Your objective:
Return each line containing the string "share".
-- Start of Data section --
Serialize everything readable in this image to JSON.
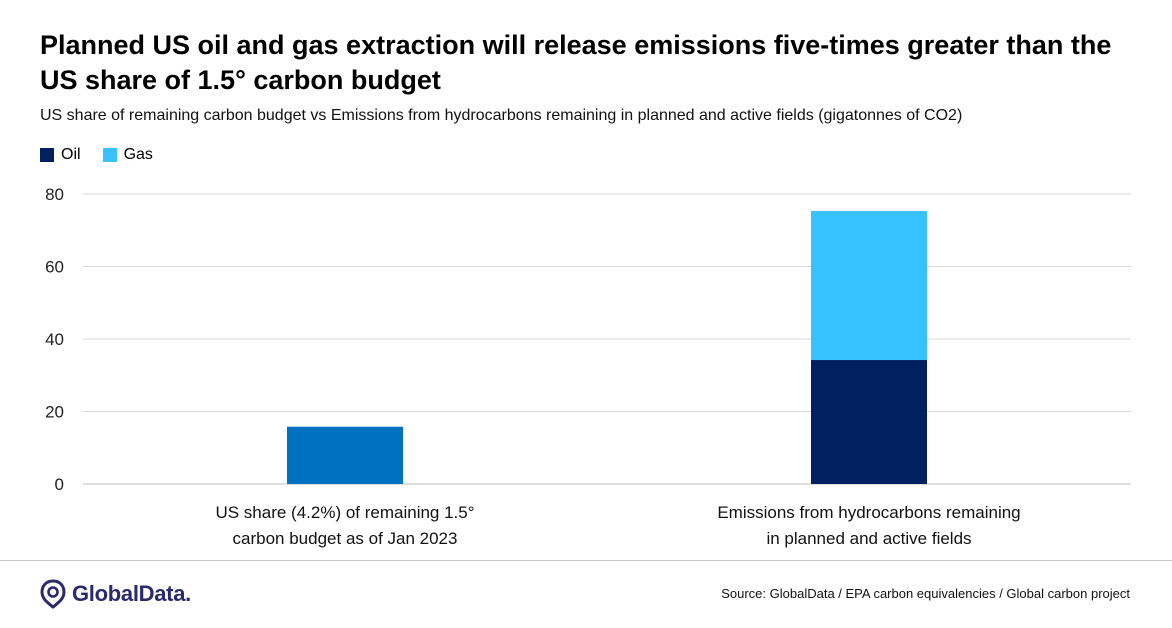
{
  "header": {
    "title": "Planned US oil and gas extraction will release emissions five-times greater than the US share of 1.5° carbon budget",
    "subtitle": "US share of remaining carbon budget vs Emissions from hydrocarbons remaining in planned and active fields (gigatonnes of CO2)"
  },
  "legend": [
    {
      "label": "Oil",
      "color": "#002060"
    },
    {
      "label": "Gas",
      "color": "#38c1ff"
    }
  ],
  "chart_data": {
    "type": "bar",
    "stacked": true,
    "categories": [
      "US share (4.2%) of remaining 1.5° carbon budget as of Jan 2023",
      "Emissions from hydrocarbons remaining in planned and active fields"
    ],
    "category_lines": [
      [
        "US share (4.2%) of remaining 1.5°",
        "carbon budget as of Jan 2023"
      ],
      [
        "Emissions from hydrocarbons remaining",
        "in planned and active fields"
      ]
    ],
    "series": [
      {
        "name": "",
        "values": [
          15.8,
          null
        ],
        "color": "#0070c0"
      },
      {
        "name": "Oil",
        "values": [
          null,
          34.2
        ],
        "color": "#002060"
      },
      {
        "name": "Gas",
        "values": [
          null,
          41.1
        ],
        "color": "#38c1ff"
      }
    ],
    "ylim": [
      0,
      80
    ],
    "yticks": [
      "0",
      "20",
      "40",
      "60",
      "80"
    ],
    "ytick_values": [
      0,
      20,
      40,
      60,
      80
    ],
    "grid": true,
    "legend_position": "top-left"
  },
  "footer": {
    "brand": "GlobalData.",
    "source": "Source: GlobalData / EPA carbon equivalencies  / Global carbon project"
  },
  "colors": {
    "grid": "#d9d9d9",
    "axis": "#bfbfbf",
    "brand": "#2b2a6b"
  }
}
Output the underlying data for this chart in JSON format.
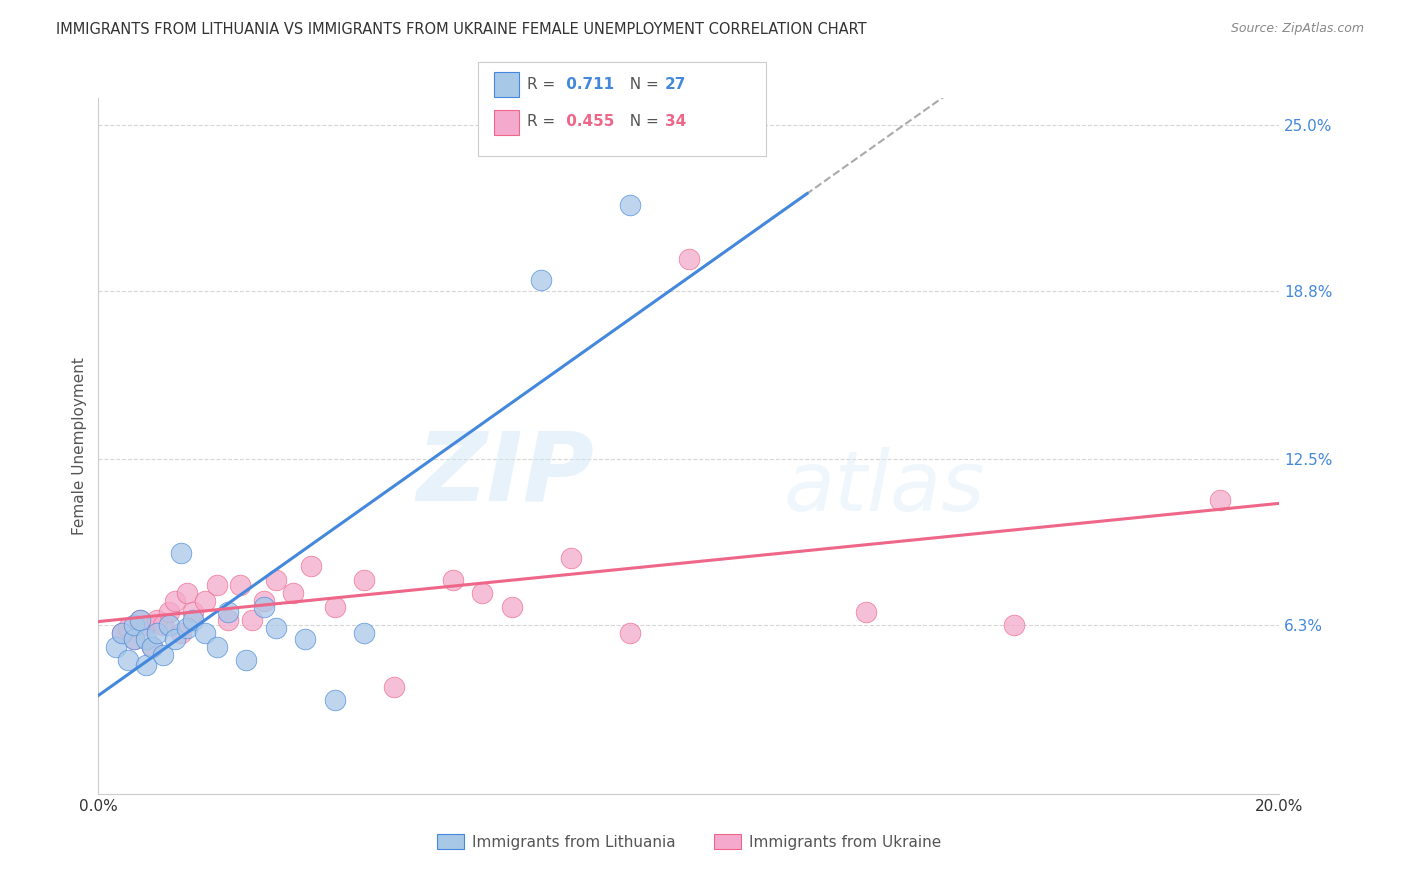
{
  "title": "IMMIGRANTS FROM LITHUANIA VS IMMIGRANTS FROM UKRAINE FEMALE UNEMPLOYMENT CORRELATION CHART",
  "source": "Source: ZipAtlas.com",
  "ylabel": "Female Unemployment",
  "xlim": [
    0.0,
    0.2
  ],
  "ylim": [
    0.0,
    0.26
  ],
  "ytick_values": [
    0.0,
    0.063,
    0.125,
    0.188,
    0.25
  ],
  "xtick_values": [
    0.0,
    0.04,
    0.08,
    0.12,
    0.16,
    0.2
  ],
  "lithuania_color": "#a8c8e8",
  "ukraine_color": "#f4aacc",
  "lithuania_line_color": "#4488dd",
  "ukraine_line_color": "#ee6688",
  "R_lithuania": 0.711,
  "N_lithuania": 27,
  "R_ukraine": 0.455,
  "N_ukraine": 34,
  "background_color": "#ffffff",
  "grid_color": "#cccccc",
  "lithuania_x": [
    0.003,
    0.004,
    0.005,
    0.006,
    0.006,
    0.007,
    0.008,
    0.008,
    0.009,
    0.01,
    0.011,
    0.012,
    0.013,
    0.014,
    0.015,
    0.016,
    0.018,
    0.02,
    0.022,
    0.025,
    0.028,
    0.03,
    0.035,
    0.04,
    0.045,
    0.075,
    0.09
  ],
  "lithuania_y": [
    0.055,
    0.06,
    0.05,
    0.058,
    0.063,
    0.065,
    0.058,
    0.048,
    0.055,
    0.06,
    0.052,
    0.063,
    0.058,
    0.09,
    0.062,
    0.065,
    0.06,
    0.055,
    0.068,
    0.05,
    0.07,
    0.062,
    0.058,
    0.035,
    0.06,
    0.192,
    0.22
  ],
  "ukraine_x": [
    0.004,
    0.005,
    0.006,
    0.007,
    0.008,
    0.009,
    0.01,
    0.011,
    0.012,
    0.013,
    0.014,
    0.015,
    0.016,
    0.018,
    0.02,
    0.022,
    0.024,
    0.026,
    0.028,
    0.03,
    0.033,
    0.036,
    0.04,
    0.045,
    0.05,
    0.06,
    0.065,
    0.07,
    0.08,
    0.09,
    0.1,
    0.13,
    0.155,
    0.19
  ],
  "ukraine_y": [
    0.06,
    0.062,
    0.058,
    0.065,
    0.063,
    0.055,
    0.065,
    0.063,
    0.068,
    0.072,
    0.06,
    0.075,
    0.068,
    0.072,
    0.078,
    0.065,
    0.078,
    0.065,
    0.072,
    0.08,
    0.075,
    0.085,
    0.07,
    0.08,
    0.04,
    0.08,
    0.075,
    0.07,
    0.088,
    0.06,
    0.2,
    0.068,
    0.063,
    0.11
  ]
}
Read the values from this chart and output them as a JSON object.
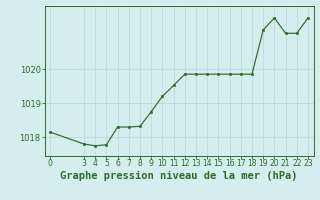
{
  "x": [
    0,
    3,
    4,
    5,
    6,
    7,
    8,
    9,
    10,
    11,
    12,
    13,
    14,
    15,
    16,
    17,
    18,
    19,
    20,
    21,
    22,
    23
  ],
  "y": [
    1018.15,
    1017.8,
    1017.75,
    1017.78,
    1018.3,
    1018.3,
    1018.32,
    1018.75,
    1019.2,
    1019.52,
    1019.85,
    1019.85,
    1019.85,
    1019.85,
    1019.85,
    1019.85,
    1019.85,
    1021.15,
    1021.5,
    1021.05,
    1021.05,
    1021.5
  ],
  "line_color": "#2d6a2d",
  "marker_color": "#2d6a2d",
  "bg_color": "#d4eeed",
  "grid_color": "#b8d8d8",
  "title": "Graphe pression niveau de la mer (hPa)",
  "ylim_min": 1017.45,
  "ylim_max": 1021.85,
  "yticks": [
    1018,
    1019,
    1020
  ],
  "xtick_labels": [
    "0",
    "3",
    "4",
    "5",
    "6",
    "7",
    "8",
    "9",
    "10",
    "11",
    "12",
    "13",
    "14",
    "15",
    "16",
    "17",
    "18",
    "19",
    "20",
    "21",
    "22",
    "23"
  ],
  "title_fontsize": 7.5,
  "tick_fontsize": 6.0,
  "axis_color": "#2d6a2d"
}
-- End of Data section --
Task solution:
    "title": "Planned US oil and gas extraction will release emissions five-times greater than the US share of 1.5° carbon budget",
    "subtitle": "US share of remaining carbon budget vs Emissions from hydrocarbons remaining in planned and active fields (gigatonnes of CO2)"
      "US share (4.2%) of remaining 1.5° carbon budget as of Jan 2023",
        "US share (4.2%) of remaining 1.5°",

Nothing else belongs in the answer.